__Given task__
In the entries below, count each line holding the word "data". Answer with the total alone.
-*-
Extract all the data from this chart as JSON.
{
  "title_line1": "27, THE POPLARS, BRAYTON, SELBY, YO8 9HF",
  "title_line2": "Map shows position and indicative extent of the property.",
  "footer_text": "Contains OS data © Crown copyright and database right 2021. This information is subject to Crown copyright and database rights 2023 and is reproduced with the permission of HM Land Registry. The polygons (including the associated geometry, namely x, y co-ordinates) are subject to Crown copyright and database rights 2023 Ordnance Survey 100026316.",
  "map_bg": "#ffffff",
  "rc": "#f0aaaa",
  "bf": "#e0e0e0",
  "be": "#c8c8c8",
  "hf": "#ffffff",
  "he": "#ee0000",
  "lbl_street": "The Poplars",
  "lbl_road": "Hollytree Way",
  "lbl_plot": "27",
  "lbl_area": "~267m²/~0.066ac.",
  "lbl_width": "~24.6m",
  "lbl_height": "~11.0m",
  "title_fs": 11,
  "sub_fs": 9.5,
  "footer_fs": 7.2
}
-*-
__Output below__
2